Exercise goal: Without including any pictures, please copy every entry below exactly.

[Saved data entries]
----

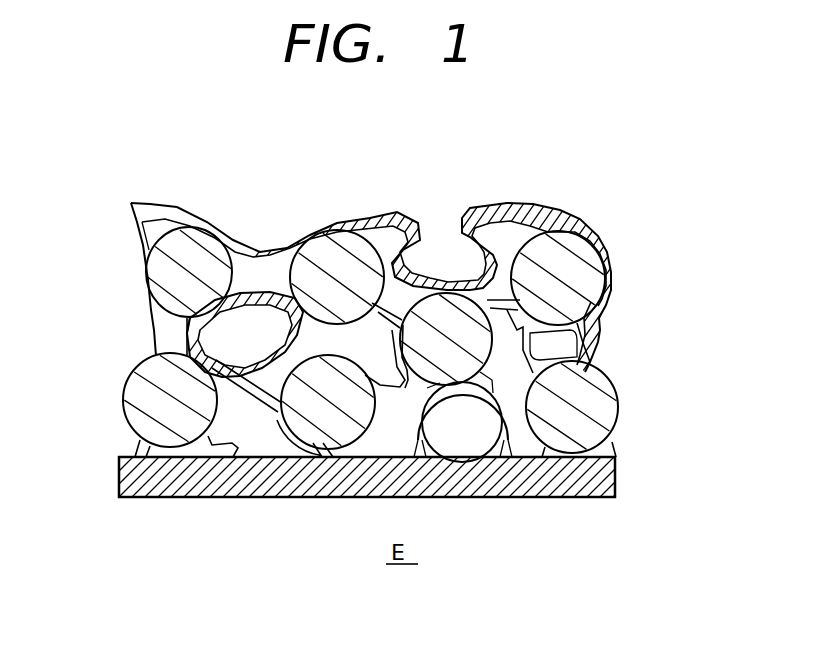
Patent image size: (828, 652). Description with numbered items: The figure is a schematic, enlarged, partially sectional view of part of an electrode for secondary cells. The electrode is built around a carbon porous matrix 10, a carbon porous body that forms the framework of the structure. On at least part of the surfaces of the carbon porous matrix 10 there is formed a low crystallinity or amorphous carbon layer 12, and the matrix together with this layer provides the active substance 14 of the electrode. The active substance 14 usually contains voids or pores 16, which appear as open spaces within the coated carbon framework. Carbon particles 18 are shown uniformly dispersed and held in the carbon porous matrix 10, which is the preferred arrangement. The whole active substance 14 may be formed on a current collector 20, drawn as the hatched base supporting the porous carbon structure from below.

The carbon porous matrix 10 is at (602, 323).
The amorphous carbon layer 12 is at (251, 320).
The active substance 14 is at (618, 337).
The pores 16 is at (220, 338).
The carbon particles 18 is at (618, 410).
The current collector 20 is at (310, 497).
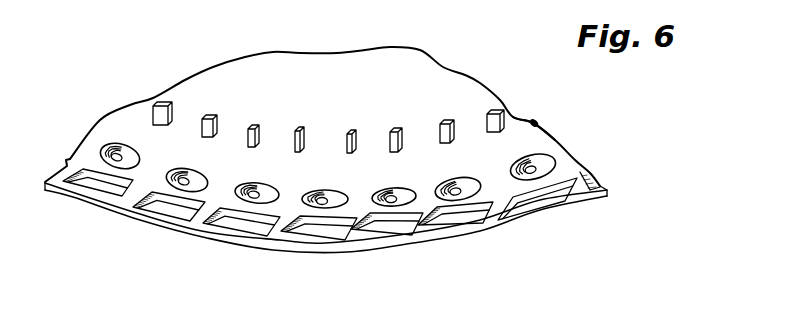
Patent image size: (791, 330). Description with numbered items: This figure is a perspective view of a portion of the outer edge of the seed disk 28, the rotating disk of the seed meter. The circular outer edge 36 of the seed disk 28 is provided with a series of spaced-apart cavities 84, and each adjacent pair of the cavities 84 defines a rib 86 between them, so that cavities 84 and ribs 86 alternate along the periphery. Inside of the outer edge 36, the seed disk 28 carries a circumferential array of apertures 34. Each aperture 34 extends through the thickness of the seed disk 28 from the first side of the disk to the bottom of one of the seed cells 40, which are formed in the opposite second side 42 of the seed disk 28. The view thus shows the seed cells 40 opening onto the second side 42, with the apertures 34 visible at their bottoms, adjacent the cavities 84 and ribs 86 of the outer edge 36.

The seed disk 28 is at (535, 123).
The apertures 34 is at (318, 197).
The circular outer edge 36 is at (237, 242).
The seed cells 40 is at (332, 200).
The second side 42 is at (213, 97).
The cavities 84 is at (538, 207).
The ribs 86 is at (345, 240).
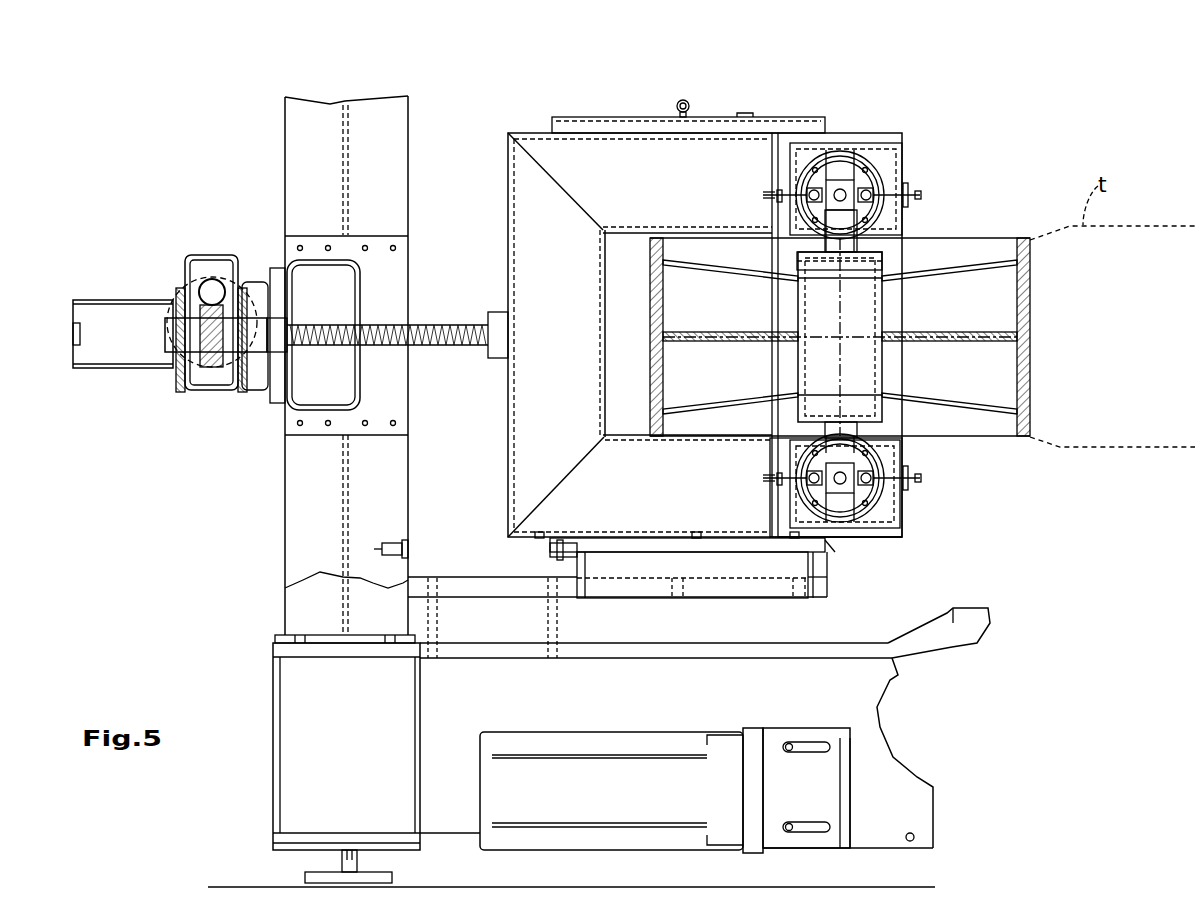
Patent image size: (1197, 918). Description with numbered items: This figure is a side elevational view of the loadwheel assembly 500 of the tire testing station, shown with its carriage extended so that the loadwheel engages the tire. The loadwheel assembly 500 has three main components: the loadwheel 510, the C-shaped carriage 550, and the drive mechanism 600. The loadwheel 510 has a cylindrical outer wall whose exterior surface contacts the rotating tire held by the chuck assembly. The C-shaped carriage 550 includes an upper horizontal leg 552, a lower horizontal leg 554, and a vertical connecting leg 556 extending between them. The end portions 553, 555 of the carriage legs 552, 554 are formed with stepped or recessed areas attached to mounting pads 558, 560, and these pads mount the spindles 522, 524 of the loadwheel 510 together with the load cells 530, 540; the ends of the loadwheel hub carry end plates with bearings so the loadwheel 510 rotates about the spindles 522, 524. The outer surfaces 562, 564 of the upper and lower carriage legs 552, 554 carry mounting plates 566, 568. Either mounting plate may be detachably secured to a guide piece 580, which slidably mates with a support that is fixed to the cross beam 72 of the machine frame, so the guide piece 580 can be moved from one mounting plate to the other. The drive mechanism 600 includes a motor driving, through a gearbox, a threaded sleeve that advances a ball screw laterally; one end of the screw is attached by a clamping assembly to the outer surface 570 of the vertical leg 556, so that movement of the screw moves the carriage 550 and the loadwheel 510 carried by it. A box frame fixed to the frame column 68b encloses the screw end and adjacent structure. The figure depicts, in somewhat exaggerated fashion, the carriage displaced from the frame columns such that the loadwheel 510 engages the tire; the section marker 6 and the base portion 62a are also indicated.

----

Response box:
Patent image size: (828, 652). Description with numbered items: The figure is a schematic, enlarged, partially sectional view of part of an electrode for secondary cells. The electrode is built around a carbon porous matrix 10, a carbon porous body that forms the framework of the structure. On at least part of the surfaces of the carbon porous matrix 10 there is formed a low crystallinity or amorphous carbon layer 12, and the matrix together with this layer provides the active substance 14 of the electrode. The active substance 14 usually contains voids or pores 16, which appear as open spaces within the coated carbon framework. Carbon particles 18 are shown uniformly dispersed and held in the carbon porous matrix 10, which is the preferred arrangement. The whole active substance 14 may be formed on a current collector 20, drawn as the hatched base supporting the porous carbon structure from below.

The carbon porous matrix 10 is at (602, 323).
The amorphous carbon layer 12 is at (251, 320).
The active substance 14 is at (618, 337).
The pores 16 is at (220, 338).
The carbon particles 18 is at (618, 410).
The current collector 20 is at (310, 497).
Patent image size: (791, 330). Description with numbered items: This figure is a perspective view of a portion of the outer edge of the seed disk 28, the rotating disk of the seed meter. The circular outer edge 36 of the seed disk 28 is provided with a series of spaced-apart cavities 84, and each adjacent pair of the cavities 84 defines a rib 86 between them, so that cavities 84 and ribs 86 alternate along the periphery. Inside of the outer edge 36, the seed disk 28 carries a circumferential array of apertures 34. Each aperture 34 extends through the thickness of the seed disk 28 from the first side of the disk to the bottom of one of the seed cells 40, which are formed in the opposite second side 42 of the seed disk 28. The view thus shows the seed cells 40 opening onto the second side 42, with the apertures 34 visible at their bottoms, adjacent the cavities 84 and ribs 86 of the outer edge 36.

The seed disk 28 is at (535, 123).
The apertures 34 is at (318, 197).
The circular outer edge 36 is at (237, 242).
The seed cells 40 is at (332, 200).
The second side 42 is at (213, 97).
The cavities 84 is at (538, 207).
The ribs 86 is at (345, 240).
Patent image size: (1197, 918). Description with numbered items: This figure is a side elevational view of the loadwheel assembly 500 of the tire testing station, shown with its carriage extended so that the loadwheel engages the tire. The loadwheel assembly 500 has three main components: the loadwheel 510, the C-shaped carriage 550, and the drive mechanism 600. The loadwheel 510 has a cylindrical outer wall whose exterior surface contacts the rotating tire held by the chuck assembly. The C-shaped carriage 550 includes an upper horizontal leg 552, a lower horizontal leg 554, and a vertical connecting leg 556 extending between them. The end portions 553, 555 of the carriage legs 552, 554 are formed with stepped or recessed areas attached to mounting pads 558, 560, and these pads mount the spindles 522, 524 of the loadwheel 510 together with the load cells 530, 540; the ends of the loadwheel hub carry end plates with bearings so the loadwheel 510 rotates about the spindles 522, 524. The outer surfaces 562, 564 of the upper and lower carriage legs 552, 554 carry mounting plates 566, 568. Either mounting plate may be detachably secured to a guide piece 580, which slidably mates with a support that is fixed to the cross beam 72 of the machine frame, so the guide piece 580 can be moved from one mounting plate to the other. The drive mechanism 600 includes a motor driving, through a gearbox, a threaded sleeve that advances a ball screw laterally; one end of the screw is attached by a clamping assembly to the outer surface 570 of the vertical leg 556, so that movement of the screw moves the carriage 550 and the loadwheel 510 carried by it. A box frame fixed to the frame column 68b encloses the screw end and adjacent structure. The figure depicts, in somewhat exaggerated fashion, the carriage displaced from the frame columns such that the loadwheel 510 engages the tire; the section marker 6 and the base portion 62a are also indicated.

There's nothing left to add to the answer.